Without the pictures, can you quote each line below exactly?

##### Exercise material #####

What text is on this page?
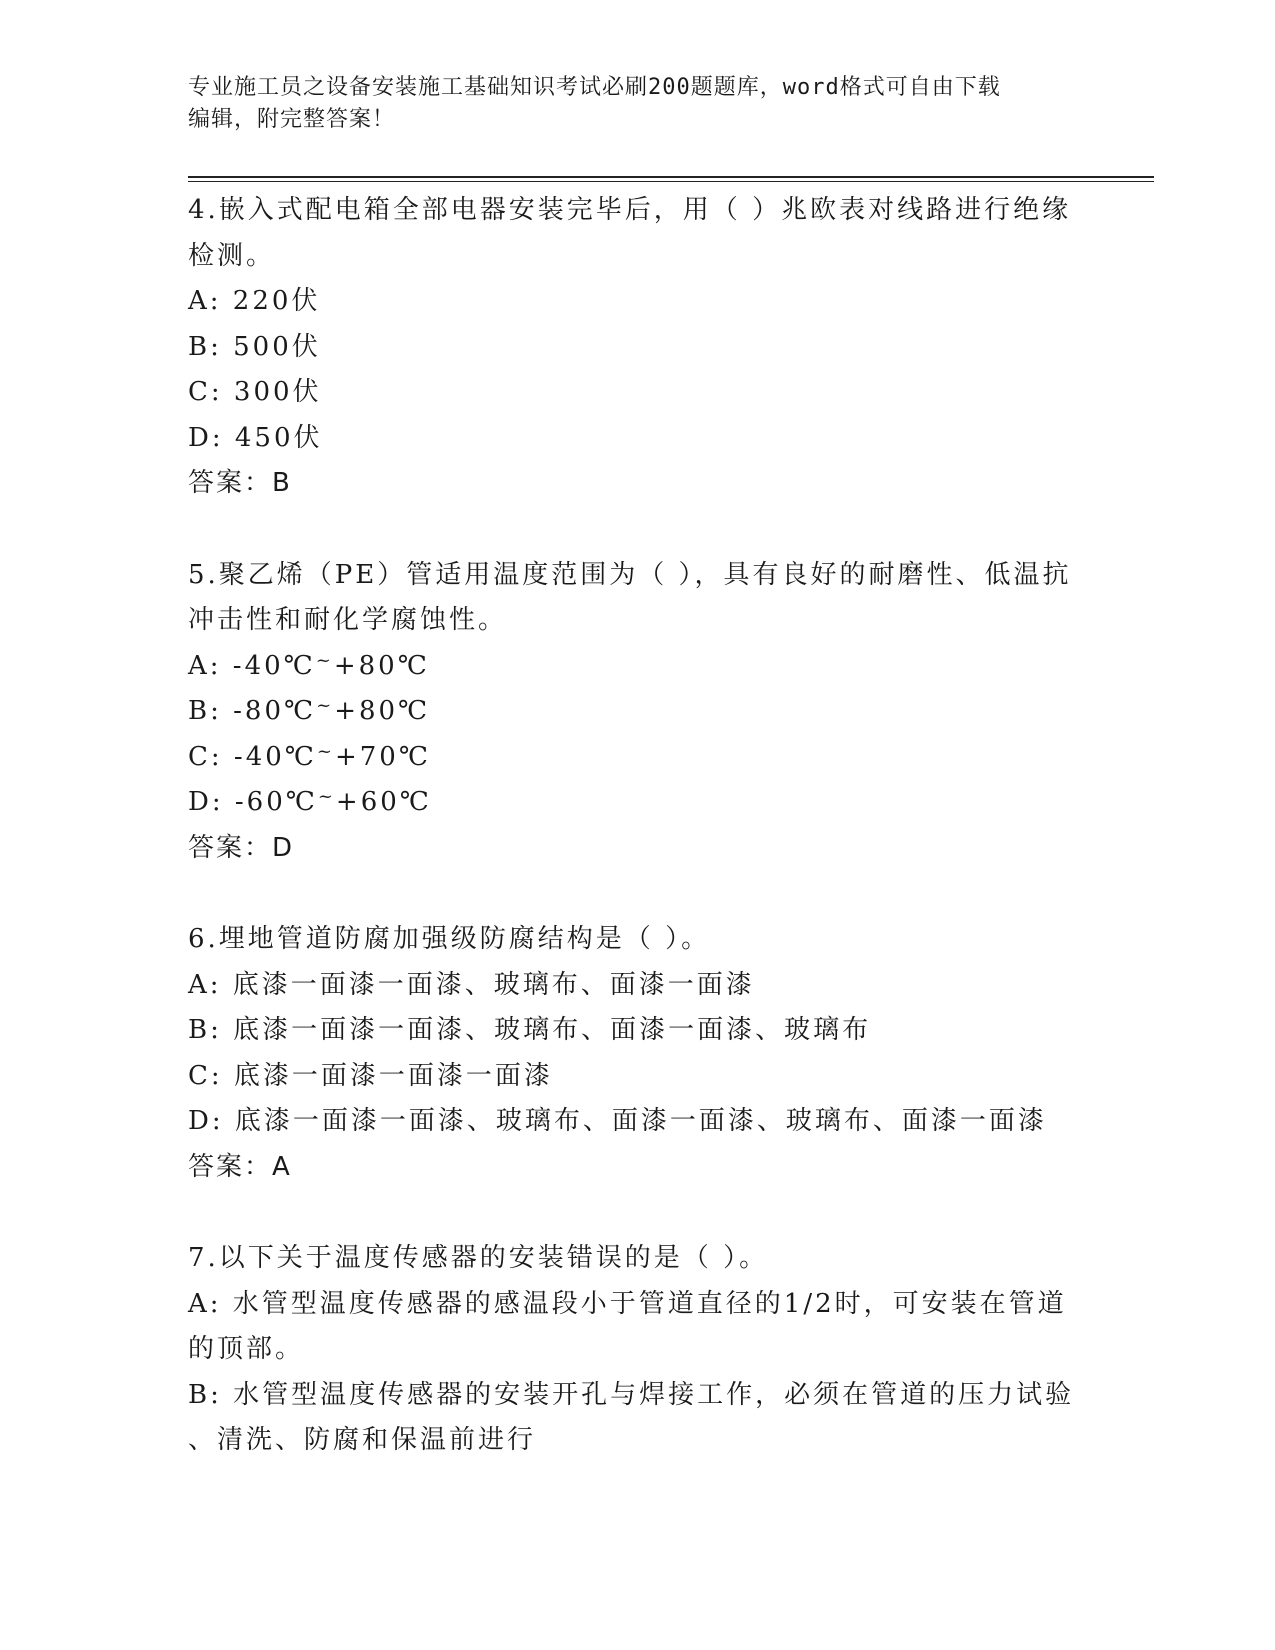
专业施工员之设备安装施工基础知识考试必刷200题题库，word格式可自由下载
编辑，附完整答案！
4.嵌入式配电箱全部电器安装完毕后，用（ ）兆欧表对线路进行绝缘
检测。
A: 220伏
B: 500伏
C: 300伏
D: 450伏
答案：B
5.聚乙烯（PE）管适用温度范围为（ ），具有良好的耐磨性、低温抗
冲击性和耐化学腐蚀性。
A: -40℃~+80℃
B: -80℃~+80℃
C: -40℃~+70℃
D: -60℃~+60℃
答案：D
6.埋地管道防腐加强级防腐结构是（ ）。
A: 底漆一面漆一面漆、玻璃布、面漆一面漆
B: 底漆一面漆一面漆、玻璃布、面漆一面漆、玻璃布
C: 底漆一面漆一面漆一面漆
D: 底漆一面漆一面漆、玻璃布、面漆一面漆、玻璃布、面漆一面漆
答案：A
7.以下关于温度传感器的安装错误的是（ ）。
A: 水管型温度传感器的感温段小于管道直径的1/2时，可安装在管道
的顶部。
B: 水管型温度传感器的安装开孔与焊接工作，必须在管道的压力试验
、清洗、防腐和保温前进行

#####

Task result »
What text is on this page?
专业施工员之设备安装施工基础知识考试必刷200题题库，word格式可自由下载
编辑，附完整答案！
4.嵌入式配电箱全部电器安装完毕后，用（ ）兆欧表对线路进行绝缘
检测。
A: 220伏
B: 500伏
C: 300伏
D: 450伏
答案：B
5.聚乙烯（PE）管适用温度范围为（ ），具有良好的耐磨性、低温抗
冲击性和耐化学腐蚀性。
A: -40℃~+80℃
B: -80℃~+80℃
C: -40℃~+70℃
D: -60℃~+60℃
答案：D
6.埋地管道防腐加强级防腐结构是（ ）。
A: 底漆一面漆一面漆、玻璃布、面漆一面漆
B: 底漆一面漆一面漆、玻璃布、面漆一面漆、玻璃布
C: 底漆一面漆一面漆一面漆
D: 底漆一面漆一面漆、玻璃布、面漆一面漆、玻璃布、面漆一面漆
答案：A
7.以下关于温度传感器的安装错误的是（ ）。
A: 水管型温度传感器的感温段小于管道直径的1/2时，可安装在管道
的顶部。
B: 水管型温度传感器的安装开孔与焊接工作，必须在管道的压力试验
、清洗、防腐和保温前进行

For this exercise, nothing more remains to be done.